* [AVAILABLE DATA]:

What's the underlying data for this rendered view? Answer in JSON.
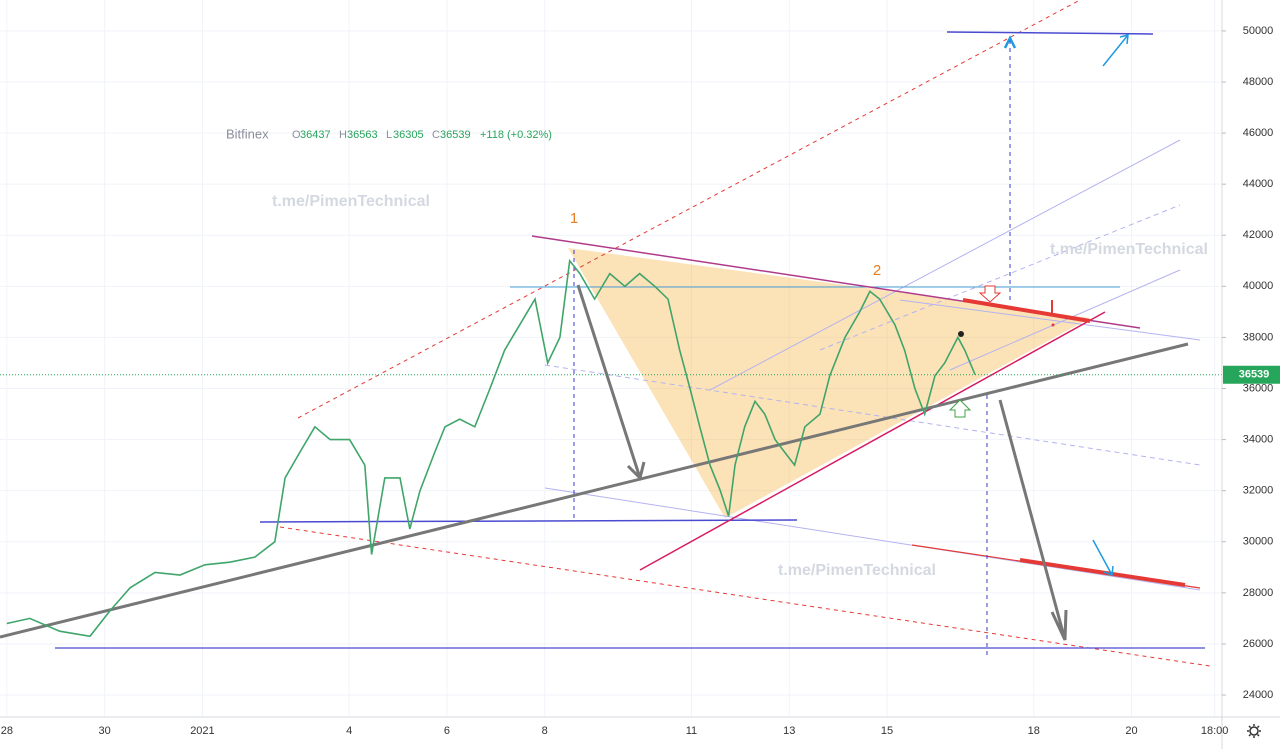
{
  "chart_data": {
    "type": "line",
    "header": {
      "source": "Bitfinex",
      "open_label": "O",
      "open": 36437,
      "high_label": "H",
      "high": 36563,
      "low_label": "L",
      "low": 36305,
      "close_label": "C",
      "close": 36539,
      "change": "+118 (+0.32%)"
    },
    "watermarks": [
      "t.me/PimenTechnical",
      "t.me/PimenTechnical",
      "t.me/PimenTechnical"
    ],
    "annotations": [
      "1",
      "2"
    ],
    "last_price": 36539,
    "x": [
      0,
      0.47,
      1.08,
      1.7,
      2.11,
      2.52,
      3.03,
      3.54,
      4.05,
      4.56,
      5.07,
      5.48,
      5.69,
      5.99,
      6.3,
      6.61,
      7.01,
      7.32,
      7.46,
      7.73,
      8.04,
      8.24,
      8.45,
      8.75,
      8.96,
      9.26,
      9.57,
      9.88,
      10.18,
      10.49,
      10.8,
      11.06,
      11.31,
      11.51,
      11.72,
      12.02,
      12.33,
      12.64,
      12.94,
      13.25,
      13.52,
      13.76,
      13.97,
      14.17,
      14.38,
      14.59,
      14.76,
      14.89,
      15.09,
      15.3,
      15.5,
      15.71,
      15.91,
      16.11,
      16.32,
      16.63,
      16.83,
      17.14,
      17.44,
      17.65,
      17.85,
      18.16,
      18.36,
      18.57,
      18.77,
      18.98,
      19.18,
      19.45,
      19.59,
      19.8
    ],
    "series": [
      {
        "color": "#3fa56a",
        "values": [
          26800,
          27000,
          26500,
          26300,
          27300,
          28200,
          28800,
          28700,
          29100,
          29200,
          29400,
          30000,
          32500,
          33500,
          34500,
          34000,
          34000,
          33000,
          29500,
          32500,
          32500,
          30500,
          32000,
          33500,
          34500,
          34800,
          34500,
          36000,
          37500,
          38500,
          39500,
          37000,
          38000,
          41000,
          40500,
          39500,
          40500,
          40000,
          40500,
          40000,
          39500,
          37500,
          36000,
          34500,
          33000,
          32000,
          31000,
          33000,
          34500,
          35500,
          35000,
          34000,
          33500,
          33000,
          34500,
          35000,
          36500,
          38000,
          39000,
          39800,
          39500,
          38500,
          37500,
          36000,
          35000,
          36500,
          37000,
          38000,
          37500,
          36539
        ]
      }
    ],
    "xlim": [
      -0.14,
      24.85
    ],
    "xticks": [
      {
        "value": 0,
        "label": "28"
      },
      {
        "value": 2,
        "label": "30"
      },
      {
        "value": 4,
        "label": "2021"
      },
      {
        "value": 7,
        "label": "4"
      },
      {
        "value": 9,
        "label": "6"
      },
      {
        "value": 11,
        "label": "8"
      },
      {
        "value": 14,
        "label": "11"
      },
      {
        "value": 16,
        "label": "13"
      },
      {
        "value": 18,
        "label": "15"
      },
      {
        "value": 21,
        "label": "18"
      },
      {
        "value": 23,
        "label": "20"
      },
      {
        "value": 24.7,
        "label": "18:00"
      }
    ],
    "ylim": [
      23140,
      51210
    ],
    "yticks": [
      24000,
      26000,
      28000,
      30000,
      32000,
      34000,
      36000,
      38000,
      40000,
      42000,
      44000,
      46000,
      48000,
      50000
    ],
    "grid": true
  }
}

==

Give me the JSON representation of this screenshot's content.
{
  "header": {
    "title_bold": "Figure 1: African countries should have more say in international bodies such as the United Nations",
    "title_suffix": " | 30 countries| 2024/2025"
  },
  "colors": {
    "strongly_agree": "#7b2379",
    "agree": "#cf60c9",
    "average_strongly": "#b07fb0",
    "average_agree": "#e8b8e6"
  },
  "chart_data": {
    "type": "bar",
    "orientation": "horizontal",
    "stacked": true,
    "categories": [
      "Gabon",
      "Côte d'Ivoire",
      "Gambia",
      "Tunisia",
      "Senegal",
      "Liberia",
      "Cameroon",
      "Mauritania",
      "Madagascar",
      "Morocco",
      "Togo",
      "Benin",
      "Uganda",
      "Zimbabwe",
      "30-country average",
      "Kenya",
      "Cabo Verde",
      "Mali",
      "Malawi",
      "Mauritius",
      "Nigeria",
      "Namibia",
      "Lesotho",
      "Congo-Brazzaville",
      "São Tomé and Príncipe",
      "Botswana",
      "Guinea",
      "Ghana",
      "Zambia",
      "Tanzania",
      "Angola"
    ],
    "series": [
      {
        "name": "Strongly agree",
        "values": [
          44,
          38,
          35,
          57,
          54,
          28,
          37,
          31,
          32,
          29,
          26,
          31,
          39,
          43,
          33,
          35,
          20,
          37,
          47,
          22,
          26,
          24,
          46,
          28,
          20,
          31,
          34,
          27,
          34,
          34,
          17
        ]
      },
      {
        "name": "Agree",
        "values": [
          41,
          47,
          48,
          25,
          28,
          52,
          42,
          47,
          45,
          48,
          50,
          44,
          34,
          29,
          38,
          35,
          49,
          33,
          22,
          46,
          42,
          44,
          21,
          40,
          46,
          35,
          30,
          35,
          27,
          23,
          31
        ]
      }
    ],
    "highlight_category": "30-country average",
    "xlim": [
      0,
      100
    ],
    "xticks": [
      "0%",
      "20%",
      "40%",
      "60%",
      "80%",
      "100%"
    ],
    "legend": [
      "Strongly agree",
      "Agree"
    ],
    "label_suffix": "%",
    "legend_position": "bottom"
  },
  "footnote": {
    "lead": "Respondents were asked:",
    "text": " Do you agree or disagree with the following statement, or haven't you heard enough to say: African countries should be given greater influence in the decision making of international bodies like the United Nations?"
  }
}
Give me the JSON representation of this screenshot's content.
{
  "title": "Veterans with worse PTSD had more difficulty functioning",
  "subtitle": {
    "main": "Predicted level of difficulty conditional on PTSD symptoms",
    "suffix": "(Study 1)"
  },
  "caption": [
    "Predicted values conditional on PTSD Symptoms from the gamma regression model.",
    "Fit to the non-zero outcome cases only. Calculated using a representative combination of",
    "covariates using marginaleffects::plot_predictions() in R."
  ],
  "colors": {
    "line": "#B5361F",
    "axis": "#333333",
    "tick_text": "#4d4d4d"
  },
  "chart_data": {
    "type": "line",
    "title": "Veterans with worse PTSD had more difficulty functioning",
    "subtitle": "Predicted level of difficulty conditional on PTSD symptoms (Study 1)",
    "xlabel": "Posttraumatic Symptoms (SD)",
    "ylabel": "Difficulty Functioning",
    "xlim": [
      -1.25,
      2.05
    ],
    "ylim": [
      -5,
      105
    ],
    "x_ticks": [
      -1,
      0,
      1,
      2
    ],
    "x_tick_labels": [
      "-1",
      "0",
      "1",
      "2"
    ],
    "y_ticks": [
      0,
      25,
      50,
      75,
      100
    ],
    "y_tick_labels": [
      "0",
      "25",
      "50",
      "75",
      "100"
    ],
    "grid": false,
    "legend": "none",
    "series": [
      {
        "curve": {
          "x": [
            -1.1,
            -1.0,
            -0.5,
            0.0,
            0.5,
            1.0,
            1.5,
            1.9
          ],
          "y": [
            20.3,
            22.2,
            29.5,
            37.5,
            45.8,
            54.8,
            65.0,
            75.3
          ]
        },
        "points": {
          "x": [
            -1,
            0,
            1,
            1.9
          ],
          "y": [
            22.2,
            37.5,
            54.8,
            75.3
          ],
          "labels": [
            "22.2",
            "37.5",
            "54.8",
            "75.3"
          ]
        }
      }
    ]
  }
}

* [INSTRUCTION]: Your task is to collect every line above that contains the word "Study".

* [RESULT]:
    "suffix": "(Study 1)"
    "subtitle": "Predicted level of difficulty conditional on PTSD symptoms (Study 1)",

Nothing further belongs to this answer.